- Request: Work out how many lines hold "content". Give the number and nothing else.
Data records start
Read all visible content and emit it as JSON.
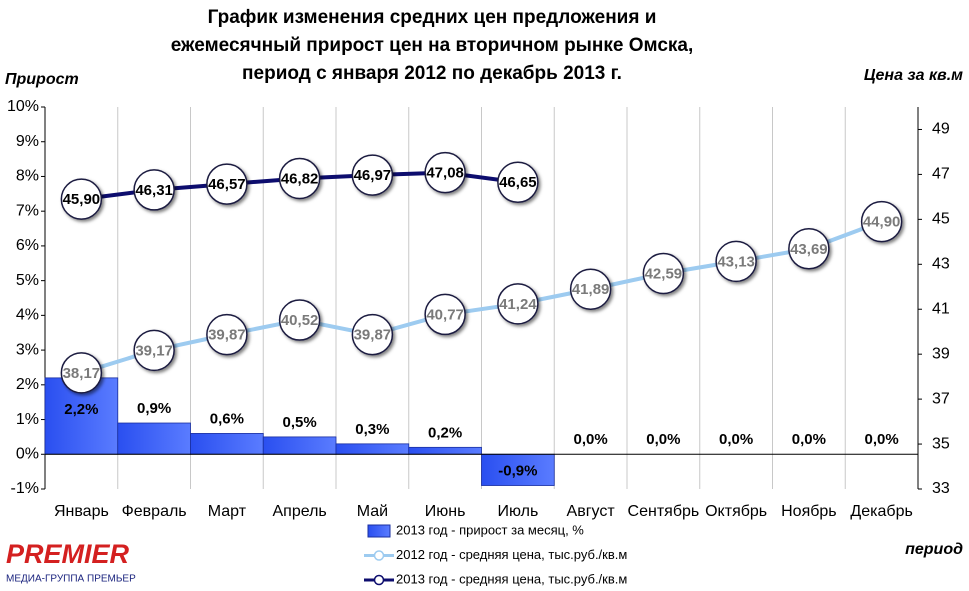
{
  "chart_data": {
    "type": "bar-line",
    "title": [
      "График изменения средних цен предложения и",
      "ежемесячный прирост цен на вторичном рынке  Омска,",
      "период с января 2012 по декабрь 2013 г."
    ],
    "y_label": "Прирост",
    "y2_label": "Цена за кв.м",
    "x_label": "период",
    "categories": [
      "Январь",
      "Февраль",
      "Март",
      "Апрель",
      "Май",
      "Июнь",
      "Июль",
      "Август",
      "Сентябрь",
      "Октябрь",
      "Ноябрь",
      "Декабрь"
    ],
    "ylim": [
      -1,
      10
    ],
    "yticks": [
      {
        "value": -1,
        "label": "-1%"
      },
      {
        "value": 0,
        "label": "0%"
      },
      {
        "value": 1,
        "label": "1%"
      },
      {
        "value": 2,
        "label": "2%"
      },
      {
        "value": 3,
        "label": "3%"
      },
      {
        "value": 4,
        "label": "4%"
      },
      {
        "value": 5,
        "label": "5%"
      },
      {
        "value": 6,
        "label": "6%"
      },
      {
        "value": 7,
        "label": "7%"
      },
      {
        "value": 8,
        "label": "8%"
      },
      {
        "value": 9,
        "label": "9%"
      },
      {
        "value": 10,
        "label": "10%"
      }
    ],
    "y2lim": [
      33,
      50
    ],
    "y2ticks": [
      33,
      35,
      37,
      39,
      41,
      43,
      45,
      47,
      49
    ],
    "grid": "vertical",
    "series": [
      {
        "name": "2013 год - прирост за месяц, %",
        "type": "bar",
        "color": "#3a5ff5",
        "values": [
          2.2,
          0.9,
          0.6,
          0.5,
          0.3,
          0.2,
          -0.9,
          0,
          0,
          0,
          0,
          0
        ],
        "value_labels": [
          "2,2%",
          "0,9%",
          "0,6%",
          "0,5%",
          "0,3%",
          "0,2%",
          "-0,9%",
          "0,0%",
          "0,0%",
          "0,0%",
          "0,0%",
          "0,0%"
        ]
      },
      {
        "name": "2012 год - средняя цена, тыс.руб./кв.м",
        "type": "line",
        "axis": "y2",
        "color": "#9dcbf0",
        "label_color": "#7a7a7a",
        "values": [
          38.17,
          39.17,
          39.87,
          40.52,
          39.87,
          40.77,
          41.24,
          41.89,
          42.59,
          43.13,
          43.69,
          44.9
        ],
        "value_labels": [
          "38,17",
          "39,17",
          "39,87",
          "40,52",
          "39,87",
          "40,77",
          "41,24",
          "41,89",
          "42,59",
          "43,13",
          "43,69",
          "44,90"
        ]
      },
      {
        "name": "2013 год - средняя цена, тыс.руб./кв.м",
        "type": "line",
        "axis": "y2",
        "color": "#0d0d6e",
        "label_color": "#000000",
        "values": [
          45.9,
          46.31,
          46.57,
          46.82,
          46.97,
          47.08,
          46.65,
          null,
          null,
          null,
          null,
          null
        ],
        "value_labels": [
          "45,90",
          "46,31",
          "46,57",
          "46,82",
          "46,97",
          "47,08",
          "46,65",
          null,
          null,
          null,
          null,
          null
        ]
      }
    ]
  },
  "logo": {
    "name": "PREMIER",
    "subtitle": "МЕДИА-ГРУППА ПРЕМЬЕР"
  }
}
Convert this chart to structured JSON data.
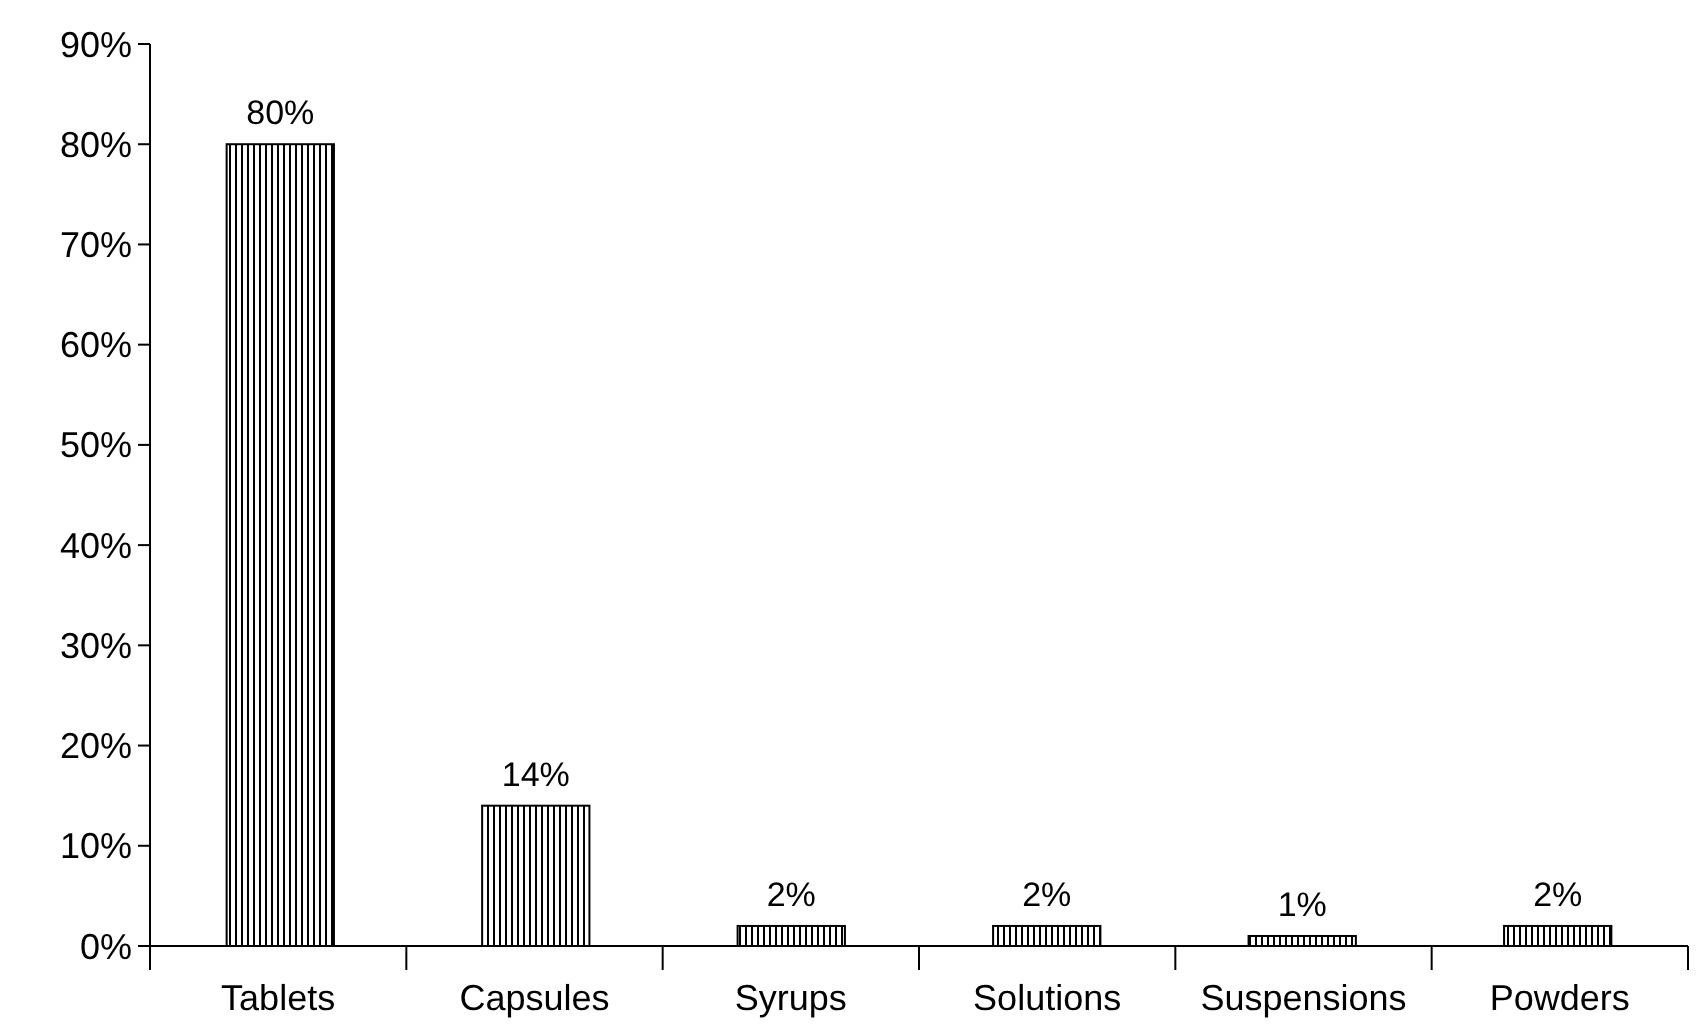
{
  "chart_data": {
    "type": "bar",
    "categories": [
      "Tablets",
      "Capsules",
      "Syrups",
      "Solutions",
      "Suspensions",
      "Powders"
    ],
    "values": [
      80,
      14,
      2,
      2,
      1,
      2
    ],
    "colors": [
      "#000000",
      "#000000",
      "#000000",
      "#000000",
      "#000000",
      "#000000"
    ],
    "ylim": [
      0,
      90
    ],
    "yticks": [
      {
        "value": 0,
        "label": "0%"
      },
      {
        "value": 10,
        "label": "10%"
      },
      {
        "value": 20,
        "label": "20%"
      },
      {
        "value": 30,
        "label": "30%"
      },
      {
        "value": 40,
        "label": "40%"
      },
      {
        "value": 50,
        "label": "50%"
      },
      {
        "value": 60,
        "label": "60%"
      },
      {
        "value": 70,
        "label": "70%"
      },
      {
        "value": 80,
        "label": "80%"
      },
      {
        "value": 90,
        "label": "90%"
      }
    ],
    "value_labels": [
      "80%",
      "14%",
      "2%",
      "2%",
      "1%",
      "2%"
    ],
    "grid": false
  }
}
Data records end
Data records start
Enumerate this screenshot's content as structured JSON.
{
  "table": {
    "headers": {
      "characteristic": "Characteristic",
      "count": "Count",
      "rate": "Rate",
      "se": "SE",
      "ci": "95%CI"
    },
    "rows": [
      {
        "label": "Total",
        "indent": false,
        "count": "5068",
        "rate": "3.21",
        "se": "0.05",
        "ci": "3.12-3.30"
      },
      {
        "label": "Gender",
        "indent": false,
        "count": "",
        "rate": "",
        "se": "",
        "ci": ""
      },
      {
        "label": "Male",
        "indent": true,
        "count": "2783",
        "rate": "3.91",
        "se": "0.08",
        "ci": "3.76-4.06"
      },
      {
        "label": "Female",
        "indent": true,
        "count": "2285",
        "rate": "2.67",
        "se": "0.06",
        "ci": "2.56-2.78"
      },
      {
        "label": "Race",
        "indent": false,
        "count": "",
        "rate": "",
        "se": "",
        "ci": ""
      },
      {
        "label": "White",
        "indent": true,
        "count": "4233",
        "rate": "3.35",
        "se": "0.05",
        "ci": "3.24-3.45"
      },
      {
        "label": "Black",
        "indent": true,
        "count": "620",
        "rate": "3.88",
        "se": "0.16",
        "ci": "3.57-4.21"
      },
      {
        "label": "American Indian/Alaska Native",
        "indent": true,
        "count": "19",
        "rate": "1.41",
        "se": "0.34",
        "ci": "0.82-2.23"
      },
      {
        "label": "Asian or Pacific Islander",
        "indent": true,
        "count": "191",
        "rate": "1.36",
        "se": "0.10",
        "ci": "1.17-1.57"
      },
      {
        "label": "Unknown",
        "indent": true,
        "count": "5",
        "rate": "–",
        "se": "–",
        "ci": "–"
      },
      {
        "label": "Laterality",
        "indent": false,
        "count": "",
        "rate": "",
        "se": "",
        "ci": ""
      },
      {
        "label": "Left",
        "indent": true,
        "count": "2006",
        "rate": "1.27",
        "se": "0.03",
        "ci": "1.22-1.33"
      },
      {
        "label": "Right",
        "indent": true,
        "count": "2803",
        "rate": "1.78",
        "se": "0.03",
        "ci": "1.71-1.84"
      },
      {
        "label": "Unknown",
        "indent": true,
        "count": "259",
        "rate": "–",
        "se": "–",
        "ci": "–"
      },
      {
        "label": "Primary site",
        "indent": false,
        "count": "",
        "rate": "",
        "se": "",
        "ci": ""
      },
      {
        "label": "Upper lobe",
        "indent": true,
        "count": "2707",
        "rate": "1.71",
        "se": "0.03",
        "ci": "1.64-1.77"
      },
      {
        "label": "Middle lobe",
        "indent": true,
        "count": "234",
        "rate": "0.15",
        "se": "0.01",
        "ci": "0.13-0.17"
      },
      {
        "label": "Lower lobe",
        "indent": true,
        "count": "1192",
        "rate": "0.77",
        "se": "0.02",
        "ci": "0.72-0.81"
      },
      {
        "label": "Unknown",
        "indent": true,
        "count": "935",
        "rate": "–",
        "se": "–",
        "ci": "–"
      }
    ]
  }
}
Data records end
- Complete response: 2